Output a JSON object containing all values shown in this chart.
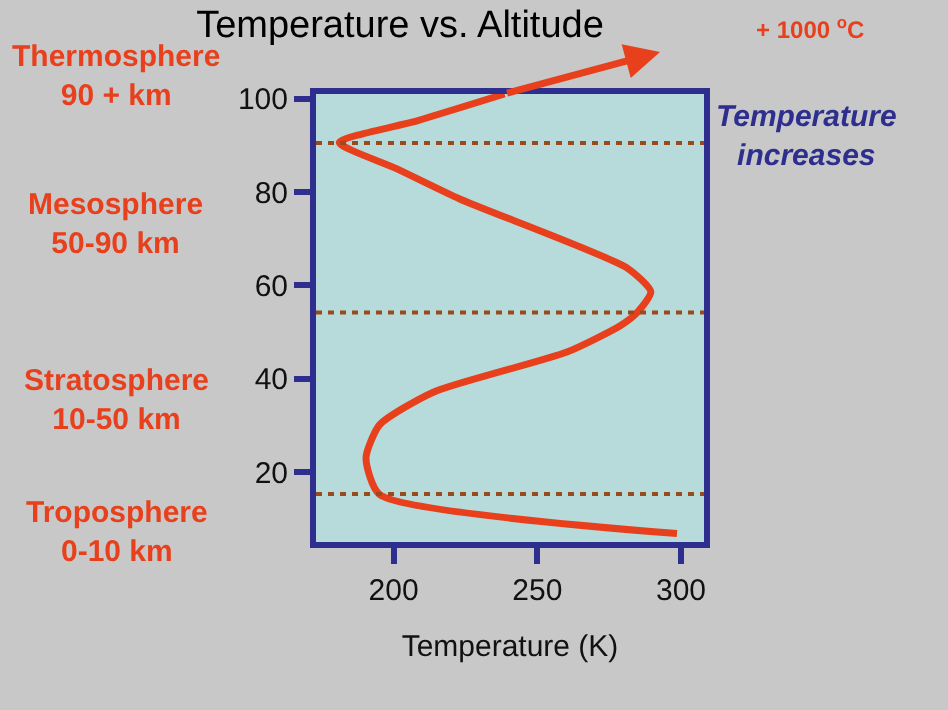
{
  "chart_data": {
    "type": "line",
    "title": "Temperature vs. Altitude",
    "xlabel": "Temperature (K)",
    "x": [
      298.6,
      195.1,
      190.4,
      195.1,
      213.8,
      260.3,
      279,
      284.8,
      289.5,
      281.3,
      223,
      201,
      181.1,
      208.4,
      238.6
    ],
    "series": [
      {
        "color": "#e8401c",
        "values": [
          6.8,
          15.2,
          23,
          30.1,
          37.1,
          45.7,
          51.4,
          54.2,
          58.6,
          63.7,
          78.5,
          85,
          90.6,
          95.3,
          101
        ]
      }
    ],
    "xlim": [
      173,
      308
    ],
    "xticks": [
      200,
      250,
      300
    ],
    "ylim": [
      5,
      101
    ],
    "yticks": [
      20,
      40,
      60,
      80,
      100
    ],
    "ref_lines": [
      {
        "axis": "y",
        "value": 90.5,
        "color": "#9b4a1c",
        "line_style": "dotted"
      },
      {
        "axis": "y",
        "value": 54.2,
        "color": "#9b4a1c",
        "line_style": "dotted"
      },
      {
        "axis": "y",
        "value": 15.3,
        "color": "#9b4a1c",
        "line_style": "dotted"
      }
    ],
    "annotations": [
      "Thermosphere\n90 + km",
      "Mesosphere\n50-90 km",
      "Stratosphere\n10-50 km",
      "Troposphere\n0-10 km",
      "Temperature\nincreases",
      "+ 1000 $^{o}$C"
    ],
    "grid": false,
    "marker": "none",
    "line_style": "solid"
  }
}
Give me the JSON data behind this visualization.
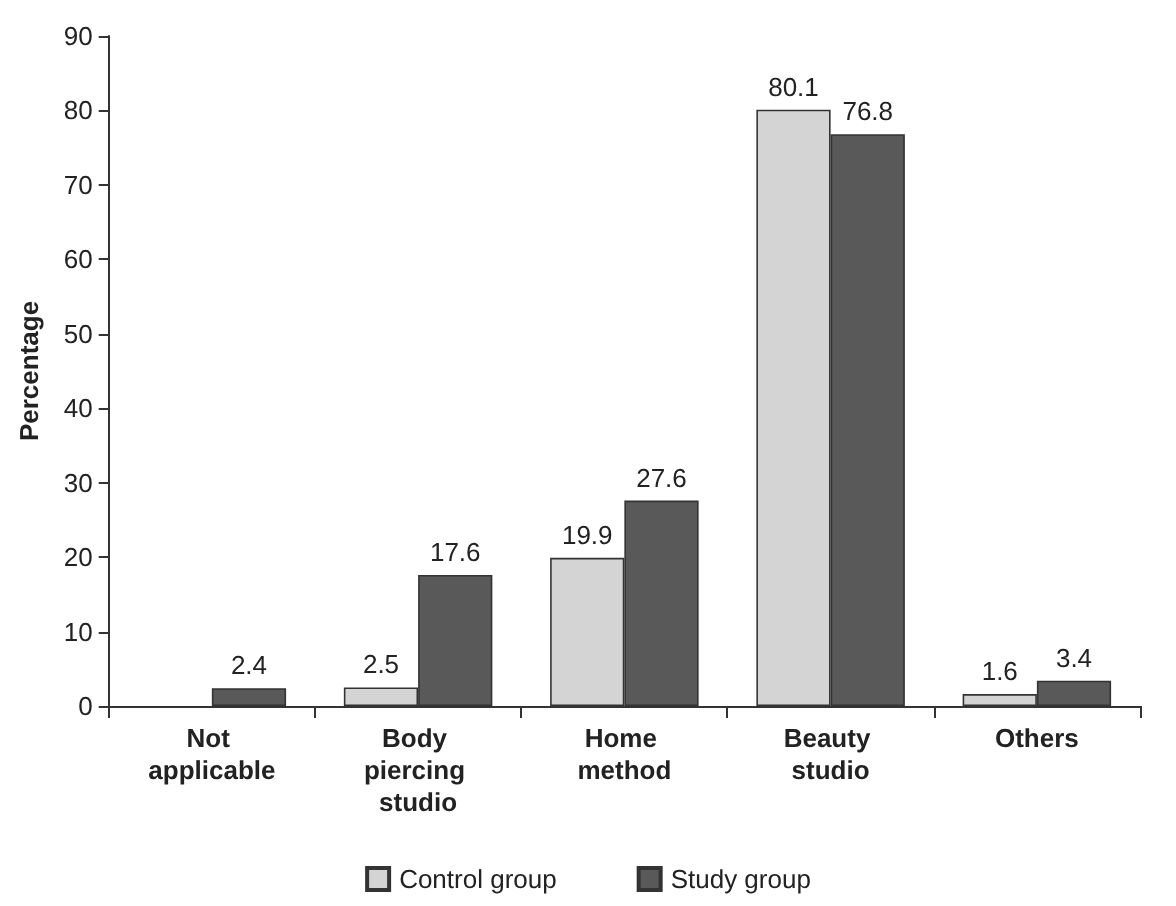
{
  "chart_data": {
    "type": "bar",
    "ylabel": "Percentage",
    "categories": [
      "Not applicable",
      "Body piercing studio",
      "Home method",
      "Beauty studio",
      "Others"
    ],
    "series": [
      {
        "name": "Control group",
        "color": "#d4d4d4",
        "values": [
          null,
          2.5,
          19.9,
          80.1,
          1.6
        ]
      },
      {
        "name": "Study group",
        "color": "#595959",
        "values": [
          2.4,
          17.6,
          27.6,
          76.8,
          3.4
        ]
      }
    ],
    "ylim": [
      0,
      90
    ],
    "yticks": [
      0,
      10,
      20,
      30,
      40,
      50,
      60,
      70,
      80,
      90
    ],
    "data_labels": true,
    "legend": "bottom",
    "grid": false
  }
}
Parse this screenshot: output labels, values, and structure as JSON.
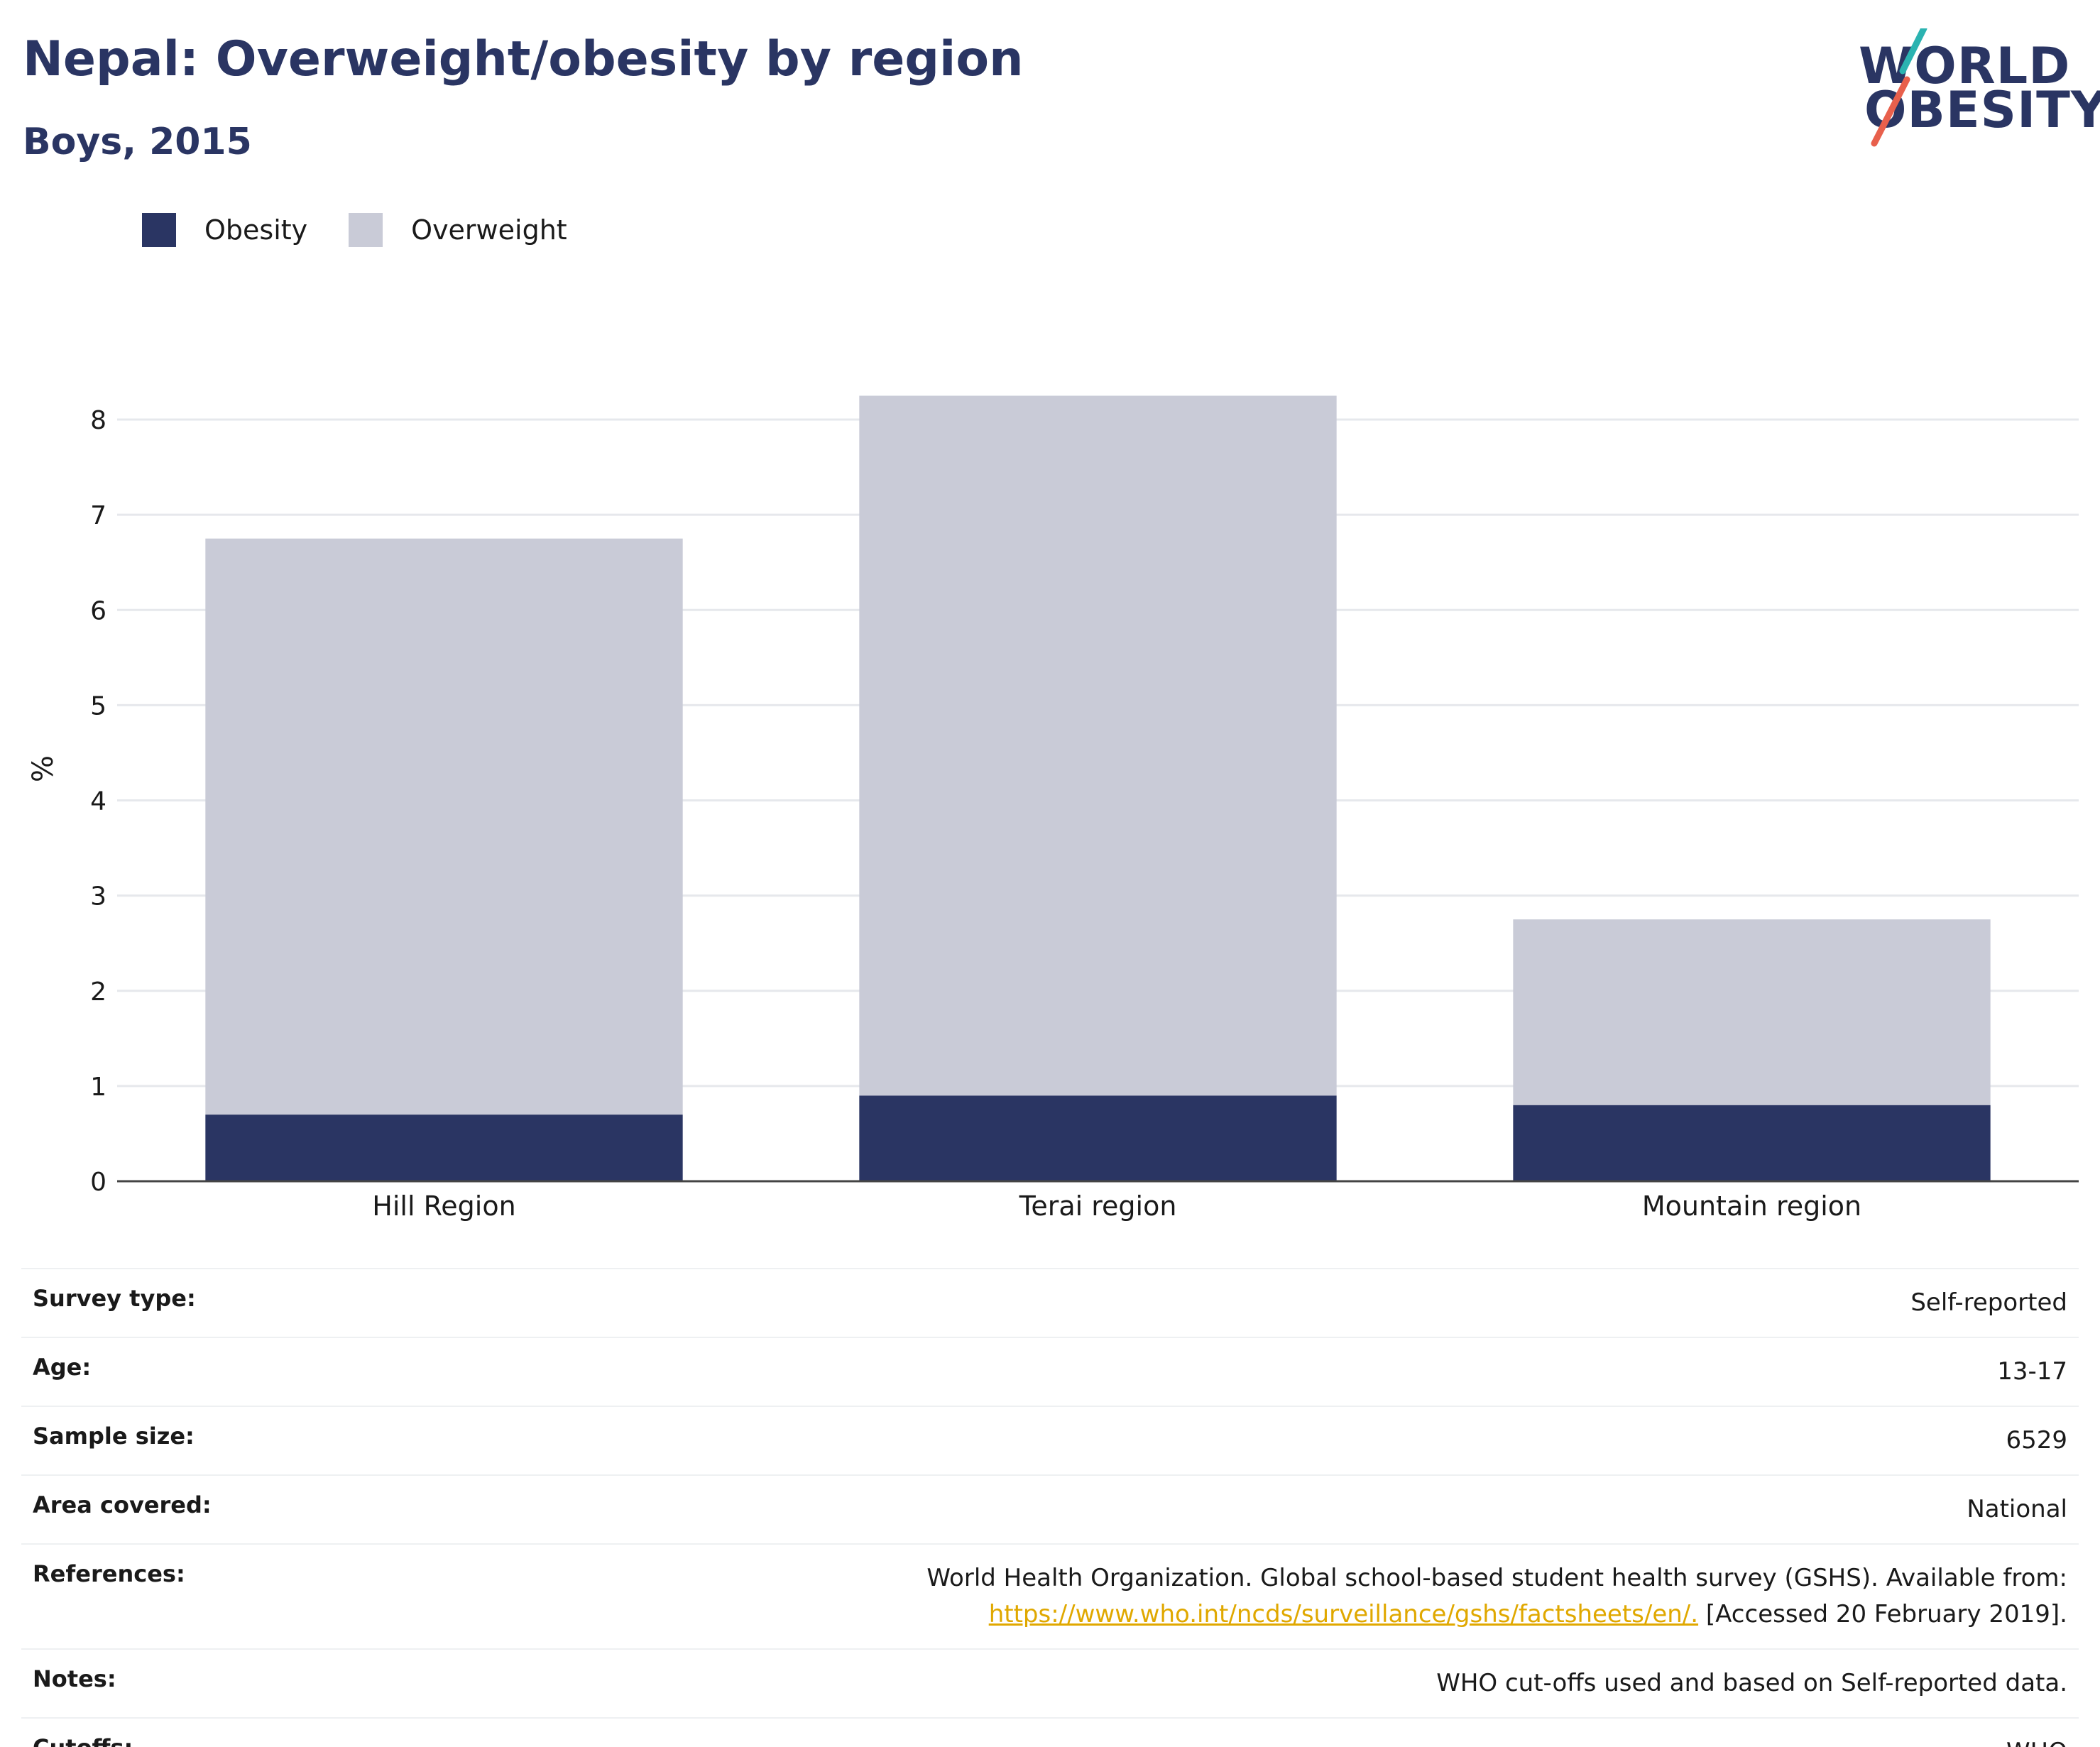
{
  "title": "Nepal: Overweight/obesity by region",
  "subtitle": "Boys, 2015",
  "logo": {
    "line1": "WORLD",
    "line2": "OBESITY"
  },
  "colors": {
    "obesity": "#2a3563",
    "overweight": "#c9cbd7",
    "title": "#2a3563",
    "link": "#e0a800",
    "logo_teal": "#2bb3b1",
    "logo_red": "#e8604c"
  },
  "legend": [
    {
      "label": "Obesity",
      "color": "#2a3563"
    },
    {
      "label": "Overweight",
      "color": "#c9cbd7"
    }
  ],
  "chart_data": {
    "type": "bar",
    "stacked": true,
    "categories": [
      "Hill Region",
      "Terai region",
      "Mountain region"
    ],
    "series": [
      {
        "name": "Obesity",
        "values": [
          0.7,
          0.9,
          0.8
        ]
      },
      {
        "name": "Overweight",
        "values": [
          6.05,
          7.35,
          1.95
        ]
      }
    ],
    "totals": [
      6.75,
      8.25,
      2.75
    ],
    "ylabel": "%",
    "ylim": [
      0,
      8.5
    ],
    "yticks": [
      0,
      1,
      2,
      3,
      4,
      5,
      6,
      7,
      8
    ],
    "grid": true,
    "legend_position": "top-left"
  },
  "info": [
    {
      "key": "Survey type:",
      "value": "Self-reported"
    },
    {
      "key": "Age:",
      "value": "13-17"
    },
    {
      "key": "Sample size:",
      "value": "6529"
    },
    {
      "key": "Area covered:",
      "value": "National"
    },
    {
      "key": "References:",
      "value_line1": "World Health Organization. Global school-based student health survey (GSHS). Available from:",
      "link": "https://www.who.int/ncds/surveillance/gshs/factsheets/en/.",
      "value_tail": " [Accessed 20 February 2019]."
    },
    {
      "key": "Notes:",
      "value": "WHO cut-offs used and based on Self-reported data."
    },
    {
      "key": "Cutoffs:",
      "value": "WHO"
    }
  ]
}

• _REQUIRED TASK_
Write out every line of the listing that holds the word "reported".

• _RESPONSE TO THE EXERCISE_
      "value": "Self-reported"
      "value": "WHO cut-offs used and based on Self-reported data."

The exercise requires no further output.